PROBLEM |
Find and copy lines holding "Programiz".

::::::::

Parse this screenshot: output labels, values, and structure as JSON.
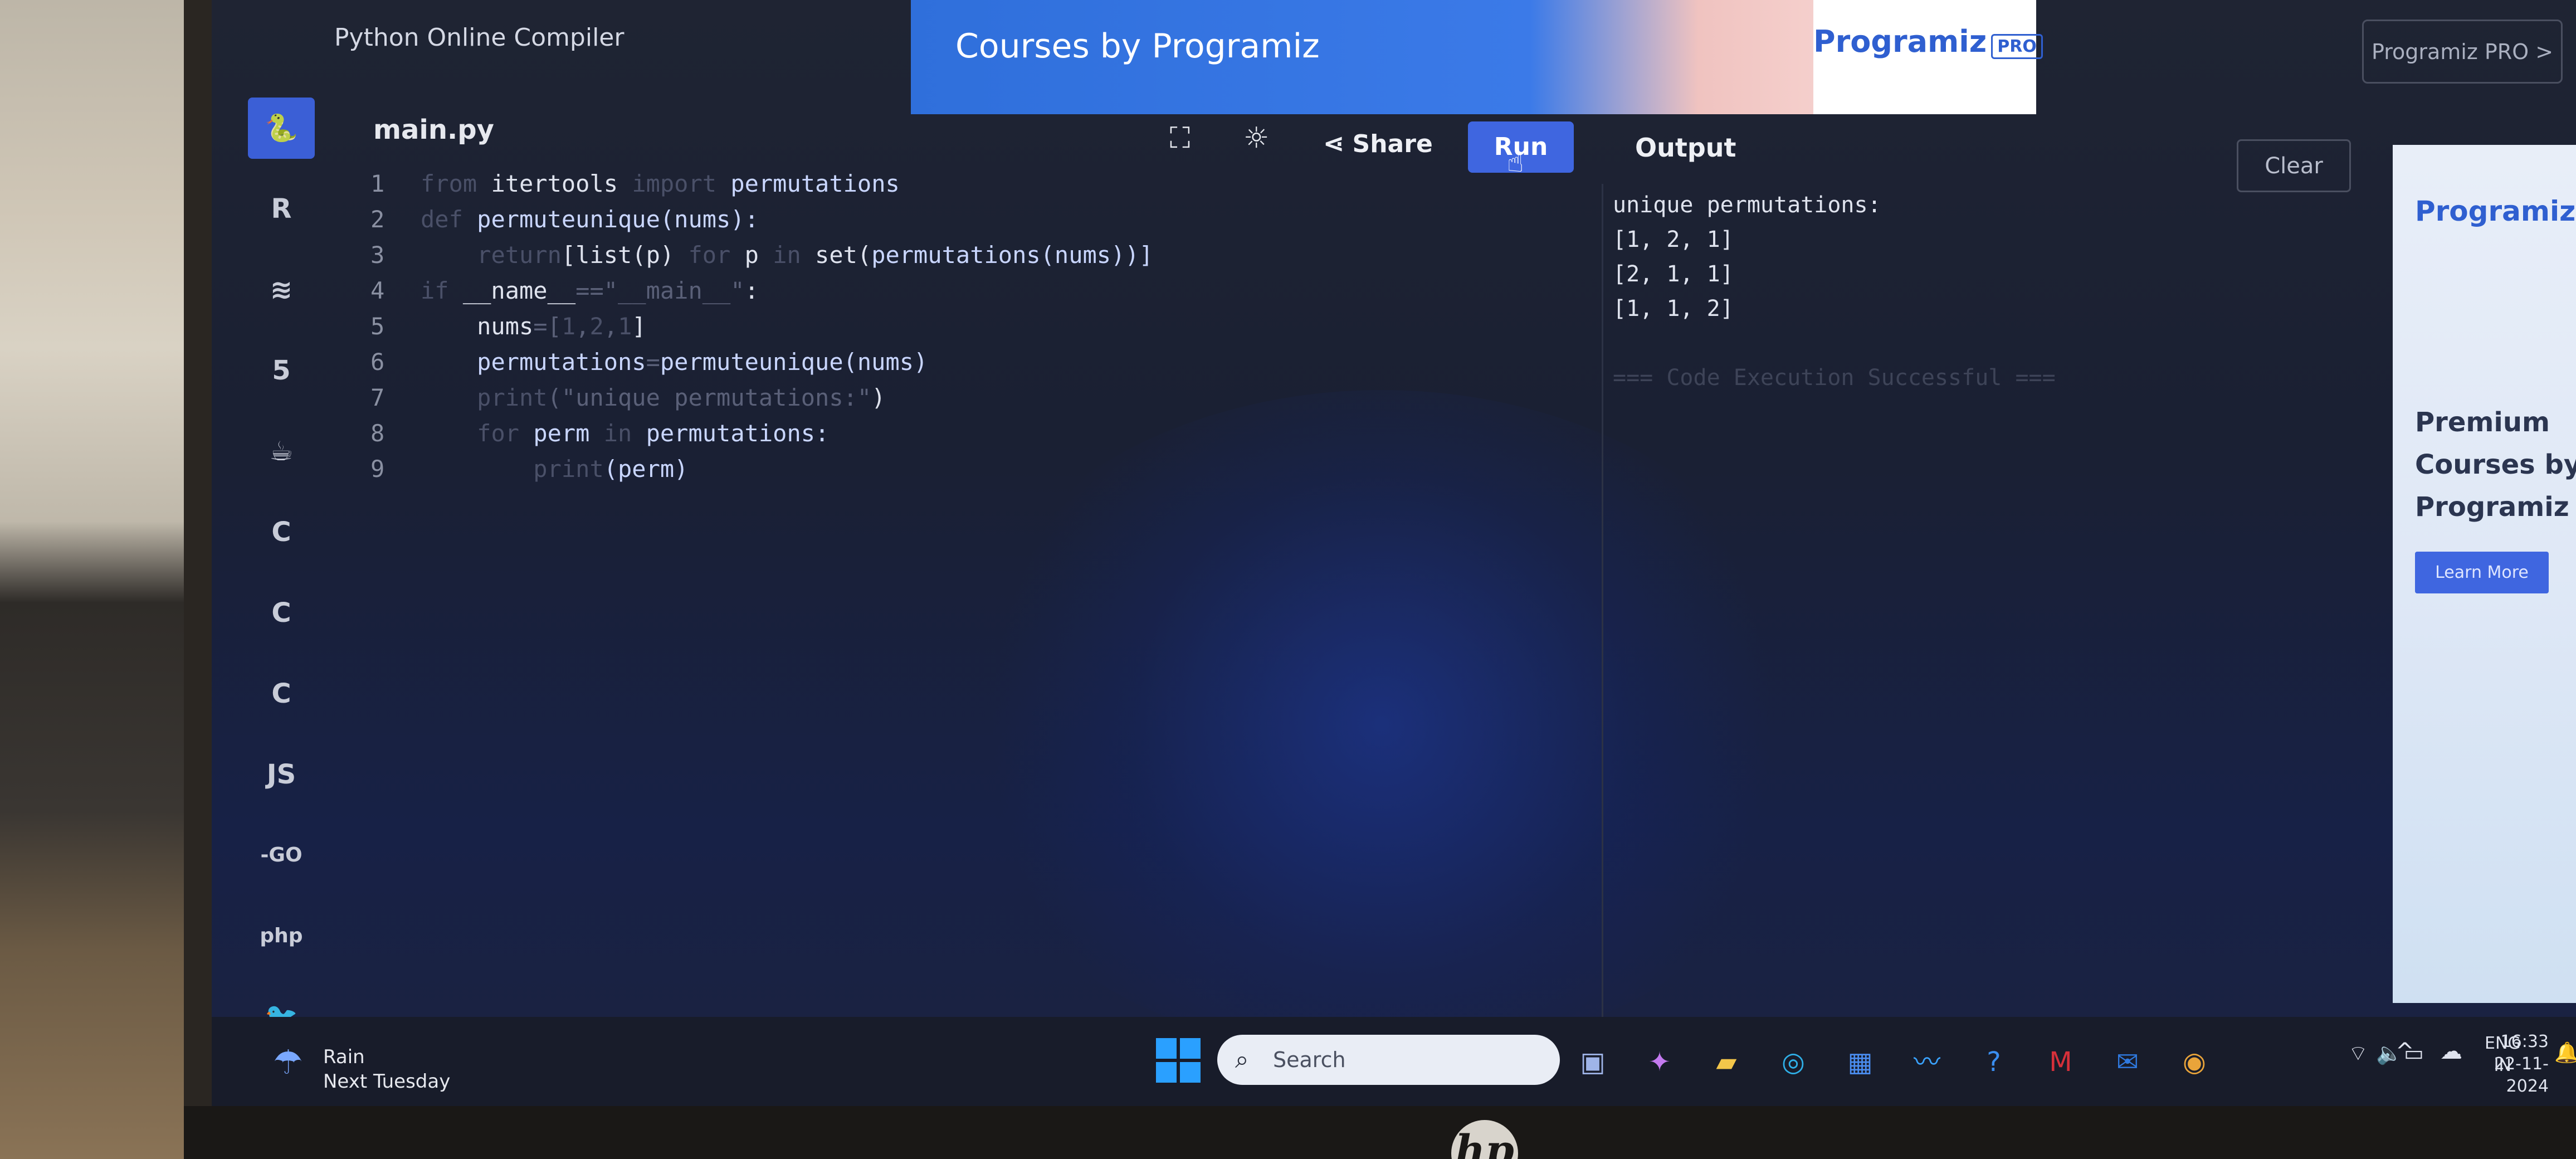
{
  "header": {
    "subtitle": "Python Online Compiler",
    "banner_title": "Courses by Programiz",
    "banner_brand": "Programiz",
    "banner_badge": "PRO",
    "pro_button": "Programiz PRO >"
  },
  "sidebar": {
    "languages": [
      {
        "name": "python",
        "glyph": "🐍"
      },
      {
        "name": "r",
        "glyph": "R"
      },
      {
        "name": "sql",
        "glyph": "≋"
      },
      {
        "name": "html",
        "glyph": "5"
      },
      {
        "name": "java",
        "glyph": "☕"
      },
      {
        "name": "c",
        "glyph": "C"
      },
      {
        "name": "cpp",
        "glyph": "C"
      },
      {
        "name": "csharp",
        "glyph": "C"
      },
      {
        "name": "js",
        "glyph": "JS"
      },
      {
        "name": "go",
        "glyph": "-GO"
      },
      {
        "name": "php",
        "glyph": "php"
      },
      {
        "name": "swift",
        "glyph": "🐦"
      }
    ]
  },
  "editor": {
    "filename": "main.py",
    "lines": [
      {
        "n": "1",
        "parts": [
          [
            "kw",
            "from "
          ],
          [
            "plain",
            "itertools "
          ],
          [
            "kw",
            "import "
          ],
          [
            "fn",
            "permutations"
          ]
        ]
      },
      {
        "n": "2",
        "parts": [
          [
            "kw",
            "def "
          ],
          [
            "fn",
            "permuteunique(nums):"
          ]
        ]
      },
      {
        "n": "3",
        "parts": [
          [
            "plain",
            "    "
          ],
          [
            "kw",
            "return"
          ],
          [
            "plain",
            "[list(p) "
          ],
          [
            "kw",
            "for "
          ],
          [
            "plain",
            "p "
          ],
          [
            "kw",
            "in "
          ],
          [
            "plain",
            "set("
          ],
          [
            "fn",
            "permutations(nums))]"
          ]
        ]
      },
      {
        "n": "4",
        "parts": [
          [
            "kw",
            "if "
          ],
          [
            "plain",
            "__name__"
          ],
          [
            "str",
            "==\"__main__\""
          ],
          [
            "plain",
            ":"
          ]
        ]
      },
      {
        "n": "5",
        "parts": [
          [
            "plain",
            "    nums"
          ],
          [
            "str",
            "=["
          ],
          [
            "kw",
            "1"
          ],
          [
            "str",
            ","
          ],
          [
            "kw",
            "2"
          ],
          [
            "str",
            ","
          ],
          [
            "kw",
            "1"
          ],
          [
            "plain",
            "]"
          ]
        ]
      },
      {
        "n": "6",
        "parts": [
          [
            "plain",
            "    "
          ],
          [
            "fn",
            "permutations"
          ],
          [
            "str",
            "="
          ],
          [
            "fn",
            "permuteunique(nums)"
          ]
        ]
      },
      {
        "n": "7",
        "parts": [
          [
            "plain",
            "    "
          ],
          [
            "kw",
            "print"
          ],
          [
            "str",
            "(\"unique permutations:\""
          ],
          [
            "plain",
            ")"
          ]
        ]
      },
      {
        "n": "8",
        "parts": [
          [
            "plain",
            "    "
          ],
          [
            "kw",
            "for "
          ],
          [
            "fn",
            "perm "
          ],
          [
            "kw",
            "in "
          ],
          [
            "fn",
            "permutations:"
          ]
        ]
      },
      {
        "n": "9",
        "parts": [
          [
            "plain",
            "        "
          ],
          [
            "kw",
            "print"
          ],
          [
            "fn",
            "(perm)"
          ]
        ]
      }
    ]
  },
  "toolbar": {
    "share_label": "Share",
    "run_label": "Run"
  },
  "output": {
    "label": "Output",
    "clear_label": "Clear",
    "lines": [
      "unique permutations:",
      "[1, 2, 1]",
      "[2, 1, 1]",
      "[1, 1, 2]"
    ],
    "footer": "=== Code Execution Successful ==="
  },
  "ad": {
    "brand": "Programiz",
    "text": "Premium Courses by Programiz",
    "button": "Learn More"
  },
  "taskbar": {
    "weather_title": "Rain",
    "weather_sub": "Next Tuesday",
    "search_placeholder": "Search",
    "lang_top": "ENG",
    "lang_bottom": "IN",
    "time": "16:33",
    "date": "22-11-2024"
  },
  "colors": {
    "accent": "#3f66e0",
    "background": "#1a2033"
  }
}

::::::::

ANSWER FOR THE TASK |
    "banner_title": "Courses by Programiz",
    "banner_brand": "Programiz",
    "pro_button": "Programiz PRO >"
    "brand": "Programiz",
    "text": "Premium Courses by Programiz",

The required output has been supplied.